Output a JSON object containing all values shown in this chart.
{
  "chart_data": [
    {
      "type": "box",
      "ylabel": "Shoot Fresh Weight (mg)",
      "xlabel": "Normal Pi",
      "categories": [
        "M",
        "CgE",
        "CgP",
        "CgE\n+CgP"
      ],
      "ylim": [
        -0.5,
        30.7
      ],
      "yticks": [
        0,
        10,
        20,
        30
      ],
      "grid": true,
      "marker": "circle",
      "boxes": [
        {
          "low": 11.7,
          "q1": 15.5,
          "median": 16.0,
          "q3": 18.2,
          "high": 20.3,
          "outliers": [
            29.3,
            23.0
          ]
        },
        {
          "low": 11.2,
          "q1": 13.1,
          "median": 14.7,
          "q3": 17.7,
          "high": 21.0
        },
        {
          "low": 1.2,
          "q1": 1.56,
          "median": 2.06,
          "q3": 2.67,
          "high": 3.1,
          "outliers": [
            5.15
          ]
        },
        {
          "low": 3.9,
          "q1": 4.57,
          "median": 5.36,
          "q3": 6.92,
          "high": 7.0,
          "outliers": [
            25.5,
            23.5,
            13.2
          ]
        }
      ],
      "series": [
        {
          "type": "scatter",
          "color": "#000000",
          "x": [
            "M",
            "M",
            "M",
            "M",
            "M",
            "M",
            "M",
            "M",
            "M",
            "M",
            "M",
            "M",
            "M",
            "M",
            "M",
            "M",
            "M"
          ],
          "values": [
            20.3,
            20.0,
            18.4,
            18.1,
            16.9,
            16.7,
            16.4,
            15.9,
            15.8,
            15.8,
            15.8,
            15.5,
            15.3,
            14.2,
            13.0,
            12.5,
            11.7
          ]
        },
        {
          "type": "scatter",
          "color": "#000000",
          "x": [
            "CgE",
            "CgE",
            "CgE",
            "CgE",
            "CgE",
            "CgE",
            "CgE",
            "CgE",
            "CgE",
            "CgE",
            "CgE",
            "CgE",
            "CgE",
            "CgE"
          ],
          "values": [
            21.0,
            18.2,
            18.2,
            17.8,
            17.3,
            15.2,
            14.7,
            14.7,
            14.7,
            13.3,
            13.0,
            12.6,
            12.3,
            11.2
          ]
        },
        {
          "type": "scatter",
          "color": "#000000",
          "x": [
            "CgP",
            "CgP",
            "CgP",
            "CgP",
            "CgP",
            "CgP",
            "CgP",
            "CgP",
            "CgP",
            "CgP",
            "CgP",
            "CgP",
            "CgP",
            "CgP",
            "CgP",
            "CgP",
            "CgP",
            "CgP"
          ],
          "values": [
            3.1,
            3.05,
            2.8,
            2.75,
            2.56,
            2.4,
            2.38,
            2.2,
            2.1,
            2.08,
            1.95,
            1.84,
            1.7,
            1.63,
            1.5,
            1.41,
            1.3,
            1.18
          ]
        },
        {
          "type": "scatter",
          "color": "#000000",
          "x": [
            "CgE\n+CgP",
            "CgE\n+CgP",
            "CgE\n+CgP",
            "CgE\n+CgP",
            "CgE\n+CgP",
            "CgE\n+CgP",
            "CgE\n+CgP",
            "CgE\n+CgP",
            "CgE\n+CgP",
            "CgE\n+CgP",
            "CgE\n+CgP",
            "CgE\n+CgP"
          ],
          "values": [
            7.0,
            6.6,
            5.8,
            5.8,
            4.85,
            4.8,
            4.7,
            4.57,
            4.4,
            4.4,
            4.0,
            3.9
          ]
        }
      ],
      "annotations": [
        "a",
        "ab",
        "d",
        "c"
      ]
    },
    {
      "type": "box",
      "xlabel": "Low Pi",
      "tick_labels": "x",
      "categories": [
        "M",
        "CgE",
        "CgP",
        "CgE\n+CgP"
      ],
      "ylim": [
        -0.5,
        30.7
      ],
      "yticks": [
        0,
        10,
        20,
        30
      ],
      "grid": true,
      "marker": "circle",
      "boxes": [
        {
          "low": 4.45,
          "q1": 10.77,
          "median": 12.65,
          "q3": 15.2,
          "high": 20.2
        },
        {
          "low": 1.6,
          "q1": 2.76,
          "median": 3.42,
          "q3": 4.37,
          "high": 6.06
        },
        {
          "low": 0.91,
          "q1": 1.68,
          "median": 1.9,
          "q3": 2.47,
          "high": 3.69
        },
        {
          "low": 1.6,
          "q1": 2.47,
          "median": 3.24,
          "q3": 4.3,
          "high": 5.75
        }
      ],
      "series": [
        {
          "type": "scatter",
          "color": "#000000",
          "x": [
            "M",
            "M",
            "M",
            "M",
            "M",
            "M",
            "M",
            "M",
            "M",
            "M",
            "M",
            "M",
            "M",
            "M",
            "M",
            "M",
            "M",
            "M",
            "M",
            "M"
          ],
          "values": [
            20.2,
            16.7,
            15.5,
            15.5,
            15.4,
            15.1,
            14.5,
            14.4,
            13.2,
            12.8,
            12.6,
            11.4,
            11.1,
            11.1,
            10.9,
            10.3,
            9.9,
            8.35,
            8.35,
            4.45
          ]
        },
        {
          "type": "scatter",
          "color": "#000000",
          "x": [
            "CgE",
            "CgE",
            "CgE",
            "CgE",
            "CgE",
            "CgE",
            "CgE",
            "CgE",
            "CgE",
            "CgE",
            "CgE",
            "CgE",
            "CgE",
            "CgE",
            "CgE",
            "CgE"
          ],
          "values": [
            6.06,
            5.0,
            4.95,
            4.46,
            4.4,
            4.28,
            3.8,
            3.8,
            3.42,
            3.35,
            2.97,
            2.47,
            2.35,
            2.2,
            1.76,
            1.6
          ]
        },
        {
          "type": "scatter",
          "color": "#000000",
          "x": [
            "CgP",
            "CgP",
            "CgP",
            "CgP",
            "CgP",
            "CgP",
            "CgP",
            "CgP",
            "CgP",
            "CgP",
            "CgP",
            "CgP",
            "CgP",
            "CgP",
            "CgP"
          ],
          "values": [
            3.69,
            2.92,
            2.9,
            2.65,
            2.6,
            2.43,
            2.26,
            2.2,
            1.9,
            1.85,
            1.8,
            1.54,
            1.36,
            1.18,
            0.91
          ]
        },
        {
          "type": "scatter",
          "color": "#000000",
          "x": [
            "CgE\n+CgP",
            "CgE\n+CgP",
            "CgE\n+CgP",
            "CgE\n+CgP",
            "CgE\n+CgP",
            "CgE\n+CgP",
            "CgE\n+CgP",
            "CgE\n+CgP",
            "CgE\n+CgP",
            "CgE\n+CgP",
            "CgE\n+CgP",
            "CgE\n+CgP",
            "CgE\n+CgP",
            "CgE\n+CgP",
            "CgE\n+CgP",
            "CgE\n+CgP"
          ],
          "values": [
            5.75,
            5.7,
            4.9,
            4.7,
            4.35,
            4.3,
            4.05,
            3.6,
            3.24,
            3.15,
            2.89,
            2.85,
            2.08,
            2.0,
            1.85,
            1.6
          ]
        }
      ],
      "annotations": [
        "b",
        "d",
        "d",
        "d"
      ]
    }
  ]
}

· · · ·

- _SET PROBLEM_
Write out every entry above, word for word.

- _COMPLETE OUTPUT_
Output a JSON object containing all values shown in this chart.
{
  "chart_data": [
    {
      "type": "box",
      "ylabel": "Shoot Fresh Weight (mg)",
      "xlabel": "Normal Pi",
      "categories": [
        "M",
        "CgE",
        "CgP",
        "CgE\n+CgP"
      ],
      "ylim": [
        -0.5,
        30.7
      ],
      "yticks": [
        0,
        10,
        20,
        30
      ],
      "grid": true,
      "marker": "circle",
      "boxes": [
        {
          "low": 11.7,
          "q1": 15.5,
          "median": 16.0,
          "q3": 18.2,
          "high": 20.3,
          "outliers": [
            29.3,
            23.0
          ]
        },
        {
          "low": 11.2,
          "q1": 13.1,
          "median": 14.7,
          "q3": 17.7,
          "high": 21.0
        },
        {
          "low": 1.2,
          "q1": 1.56,
          "median": 2.06,
          "q3": 2.67,
          "high": 3.1,
          "outliers": [
            5.15
          ]
        },
        {
          "low": 3.9,
          "q1": 4.57,
          "median": 5.36,
          "q3": 6.92,
          "high": 7.0,
          "outliers": [
            25.5,
            23.5,
            13.2
          ]
        }
      ],
      "series": [
        {
          "type": "scatter",
          "color": "#000000",
          "x": [
            "M",
            "M",
            "M",
            "M",
            "M",
            "M",
            "M",
            "M",
            "M",
            "M",
            "M",
            "M",
            "M",
            "M",
            "M",
            "M",
            "M"
          ],
          "values": [
            20.3,
            20.0,
            18.4,
            18.1,
            16.9,
            16.7,
            16.4,
            15.9,
            15.8,
            15.8,
            15.8,
            15.5,
            15.3,
            14.2,
            13.0,
            12.5,
            11.7
          ]
        },
        {
          "type": "scatter",
          "color": "#000000",
          "x": [
            "CgE",
            "CgE",
            "CgE",
            "CgE",
            "CgE",
            "CgE",
            "CgE",
            "CgE",
            "CgE",
            "CgE",
            "CgE",
            "CgE",
            "CgE",
            "CgE"
          ],
          "values": [
            21.0,
            18.2,
            18.2,
            17.8,
            17.3,
            15.2,
            14.7,
            14.7,
            14.7,
            13.3,
            13.0,
            12.6,
            12.3,
            11.2
          ]
        },
        {
          "type": "scatter",
          "color": "#000000",
          "x": [
            "CgP",
            "CgP",
            "CgP",
            "CgP",
            "CgP",
            "CgP",
            "CgP",
            "CgP",
            "CgP",
            "CgP",
            "CgP",
            "CgP",
            "CgP",
            "CgP",
            "CgP",
            "CgP",
            "CgP",
            "CgP"
          ],
          "values": [
            3.1,
            3.05,
            2.8,
            2.75,
            2.56,
            2.4,
            2.38,
            2.2,
            2.1,
            2.08,
            1.95,
            1.84,
            1.7,
            1.63,
            1.5,
            1.41,
            1.3,
            1.18
          ]
        },
        {
          "type": "scatter",
          "color": "#000000",
          "x": [
            "CgE\n+CgP",
            "CgE\n+CgP",
            "CgE\n+CgP",
            "CgE\n+CgP",
            "CgE\n+CgP",
            "CgE\n+CgP",
            "CgE\n+CgP",
            "CgE\n+CgP",
            "CgE\n+CgP",
            "CgE\n+CgP",
            "CgE\n+CgP",
            "CgE\n+CgP"
          ],
          "values": [
            7.0,
            6.6,
            5.8,
            5.8,
            4.85,
            4.8,
            4.7,
            4.57,
            4.4,
            4.4,
            4.0,
            3.9
          ]
        }
      ],
      "annotations": [
        "a",
        "ab",
        "d",
        "c"
      ]
    },
    {
      "type": "box",
      "xlabel": "Low Pi",
      "tick_labels": "x",
      "categories": [
        "M",
        "CgE",
        "CgP",
        "CgE\n+CgP"
      ],
      "ylim": [
        -0.5,
        30.7
      ],
      "yticks": [
        0,
        10,
        20,
        30
      ],
      "grid": true,
      "marker": "circle",
      "boxes": [
        {
          "low": 4.45,
          "q1": 10.77,
          "median": 12.65,
          "q3": 15.2,
          "high": 20.2
        },
        {
          "low": 1.6,
          "q1": 2.76,
          "median": 3.42,
          "q3": 4.37,
          "high": 6.06
        },
        {
          "low": 0.91,
          "q1": 1.68,
          "median": 1.9,
          "q3": 2.47,
          "high": 3.69
        },
        {
          "low": 1.6,
          "q1": 2.47,
          "median": 3.24,
          "q3": 4.3,
          "high": 5.75
        }
      ],
      "series": [
        {
          "type": "scatter",
          "color": "#000000",
          "x": [
            "M",
            "M",
            "M",
            "M",
            "M",
            "M",
            "M",
            "M",
            "M",
            "M",
            "M",
            "M",
            "M",
            "M",
            "M",
            "M",
            "M",
            "M",
            "M",
            "M"
          ],
          "values": [
            20.2,
            16.7,
            15.5,
            15.5,
            15.4,
            15.1,
            14.5,
            14.4,
            13.2,
            12.8,
            12.6,
            11.4,
            11.1,
            11.1,
            10.9,
            10.3,
            9.9,
            8.35,
            8.35,
            4.45
          ]
        },
        {
          "type": "scatter",
          "color": "#000000",
          "x": [
            "CgE",
            "CgE",
            "CgE",
            "CgE",
            "CgE",
            "CgE",
            "CgE",
            "CgE",
            "CgE",
            "CgE",
            "CgE",
            "CgE",
            "CgE",
            "CgE",
            "CgE",
            "CgE"
          ],
          "values": [
            6.06,
            5.0,
            4.95,
            4.46,
            4.4,
            4.28,
            3.8,
            3.8,
            3.42,
            3.35,
            2.97,
            2.47,
            2.35,
            2.2,
            1.76,
            1.6
          ]
        },
        {
          "type": "scatter",
          "color": "#000000",
          "x": [
            "CgP",
            "CgP",
            "CgP",
            "CgP",
            "CgP",
            "CgP",
            "CgP",
            "CgP",
            "CgP",
            "CgP",
            "CgP",
            "CgP",
            "CgP",
            "CgP",
            "CgP"
          ],
          "values": [
            3.69,
            2.92,
            2.9,
            2.65,
            2.6,
            2.43,
            2.26,
            2.2,
            1.9,
            1.85,
            1.8,
            1.54,
            1.36,
            1.18,
            0.91
          ]
        },
        {
          "type": "scatter",
          "color": "#000000",
          "x": [
            "CgE\n+CgP",
            "CgE\n+CgP",
            "CgE\n+CgP",
            "CgE\n+CgP",
            "CgE\n+CgP",
            "CgE\n+CgP",
            "CgE\n+CgP",
            "CgE\n+CgP",
            "CgE\n+CgP",
            "CgE\n+CgP",
            "CgE\n+CgP",
            "CgE\n+CgP",
            "CgE\n+CgP",
            "CgE\n+CgP",
            "CgE\n+CgP",
            "CgE\n+CgP"
          ],
          "values": [
            5.75,
            5.7,
            4.9,
            4.7,
            4.35,
            4.3,
            4.05,
            3.6,
            3.24,
            3.15,
            2.89,
            2.85,
            2.08,
            2.0,
            1.85,
            1.6
          ]
        }
      ],
      "annotations": [
        "b",
        "d",
        "d",
        "d"
      ]
    }
  ]
}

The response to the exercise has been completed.